12. La PRESIDENTE remercie la délégation colombienne de ses informations complémentaires et invite les membres du Comité à poser des questions et àdemander des précisions aux représentants de la Colombie en tenant compte des principaux sujets de préoccupation et des suggestions contenus dans les observations préliminaires formulées lorsqu'ils ont commencé l'examen du rapport initial de la Colombie à leur cinquième session (CRC/C/15/Add.15).

13. Mgr BAMBAREN GASTELUMENDI, se référant au paragraphe 6 des observations préliminaires du Comité (CRC/C/15/Add.15) où ce dernier s'inquiétait de l'écart important entre les lois adoptées pour promouvoir et protéger les droits de l'enfant et leur application pratique, aimerait savoir quelles mesures ont été prises pour remédier à la situation.

14. Mme OCAMPO de HERRAN (Colombie) indique que la mise en place de programmes alimentaires et pédagogiques et la création d'organismes de protection et de prévention démontrent que l'écart entre les lois adoptées en faveur de l'enfant et leur application commence à s'atténuer. Elle invite les membres du Comité à prendre connaissance d'une étude publiée récemment par l'UNICEF sur les réalisations obtenues en Colombie en faveur des enfants ces vingt dernières années. Cette étude démontre que l'action du gouvernement a eu une incidence importante sur la situation de l'enfant. Par ailleurs la Colombie consacre 2,5 à 3 % de son produit intérieur brut aux programmes de santé, d'éducation et de protection familiale, ce qui atteste la volonté du gouvernement d'appliquer une politique résolue en faveur des enfants et des jeunes. Néanmoins, il faut reconnaître que la violence et l'impunité font partie des réalités de la Colombie que l'on ne peut occulter; les mesures àprendre pour lutter contre la violence et l'impunité doivent être générales et ne doivent pas concerner uniquement les enfants et les jeunes, mais doivent viser la société tout entière.

|---|

## CONSIGNES:
Rédigez la suite du compte rendu sur l'examen du rapport de la Colombie par le Comité, en partant de la dernière phrase du passage.

## DONNÉES FOURNIES:

|---|

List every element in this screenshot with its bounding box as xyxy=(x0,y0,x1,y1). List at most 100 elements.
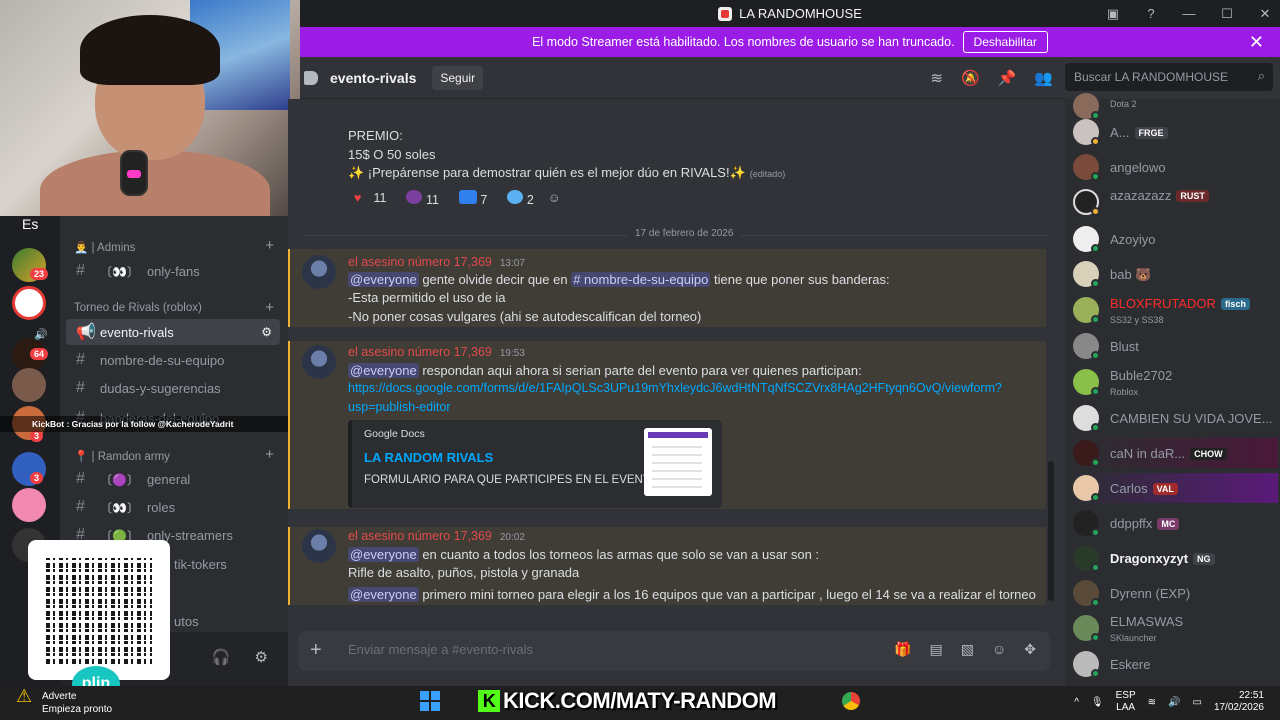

|---|

## RÉSULTAT OBTENU:
15. Mme SANTOS PAIS demande, concrètement, quelles mesures ont été prises ou sont envisagées pour lutter contre la violence. Par exemple, selon des rapports qui ont été publiés, de nombreux enfants seraient assassinés et les auteurs de ces assassinats seraient liés à la police ou à l'armée; il faudrait savoir si des mesures ont été prises pour prévenir ces actes et notamment si les membres des forces de l'ordre et de l'armée ainsi que les responsables de l'application des lois reçoivent une formation dans le domaine des droits de l'homme et, dans l'affirmative, quelle est la fréquence des cours et le nombre de ces personnes qui en ont bénéficié. Mme Santos País voudrait aussi savoir si des cours dans le domaine des droits de l'homme sont dispensés à l'école. Se référant au manque de coordination entre les différentes entités, relevé au paragraphe 6 des observations préliminaires, Mme Santos País aimerait savoir quels sont les efforts déployés pour renforcer la coordination des activités entreprises en faveur des enfants.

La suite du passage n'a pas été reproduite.